WRITTEN PROBLEM: Output the material below unchanged, apart from leaving out the pictures.

[START EXTRACTED INFORMATION]

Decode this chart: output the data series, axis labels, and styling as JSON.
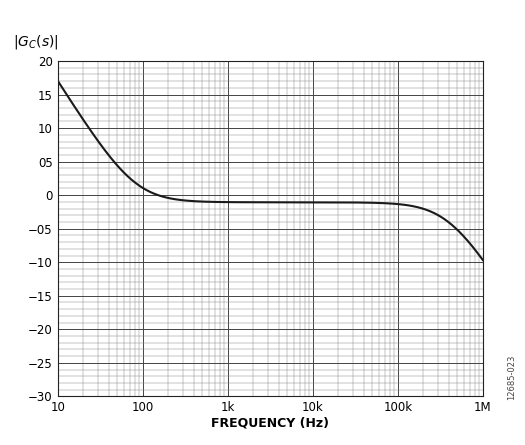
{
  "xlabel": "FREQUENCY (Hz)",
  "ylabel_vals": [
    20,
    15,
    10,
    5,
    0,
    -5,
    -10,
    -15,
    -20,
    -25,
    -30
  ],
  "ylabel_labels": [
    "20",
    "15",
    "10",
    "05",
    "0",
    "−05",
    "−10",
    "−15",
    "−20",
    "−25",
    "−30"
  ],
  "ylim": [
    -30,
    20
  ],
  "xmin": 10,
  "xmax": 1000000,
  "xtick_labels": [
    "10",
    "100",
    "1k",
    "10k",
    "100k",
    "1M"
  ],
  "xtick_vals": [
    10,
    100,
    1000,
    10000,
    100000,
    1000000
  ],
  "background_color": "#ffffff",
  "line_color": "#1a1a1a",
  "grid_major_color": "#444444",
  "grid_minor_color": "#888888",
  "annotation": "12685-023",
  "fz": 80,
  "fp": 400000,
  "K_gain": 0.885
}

[END EXTRACTED INFORMATION]

FINISHED TASK:
Decode this chart: output the data series, axis labels, and styling as JSON.
{
  "xlabel": "FREQUENCY (Hz)",
  "ylabel_vals": [
    20,
    15,
    10,
    5,
    0,
    -5,
    -10,
    -15,
    -20,
    -25,
    -30
  ],
  "ylabel_labels": [
    "20",
    "15",
    "10",
    "05",
    "0",
    "−05",
    "−10",
    "−15",
    "−20",
    "−25",
    "−30"
  ],
  "ylim": [
    -30,
    20
  ],
  "xmin": 10,
  "xmax": 1000000,
  "xtick_labels": [
    "10",
    "100",
    "1k",
    "10k",
    "100k",
    "1M"
  ],
  "xtick_vals": [
    10,
    100,
    1000,
    10000,
    100000,
    1000000
  ],
  "background_color": "#ffffff",
  "line_color": "#1a1a1a",
  "grid_major_color": "#444444",
  "grid_minor_color": "#888888",
  "annotation": "12685-023",
  "fz": 80,
  "fp": 400000,
  "K_gain": 0.885
}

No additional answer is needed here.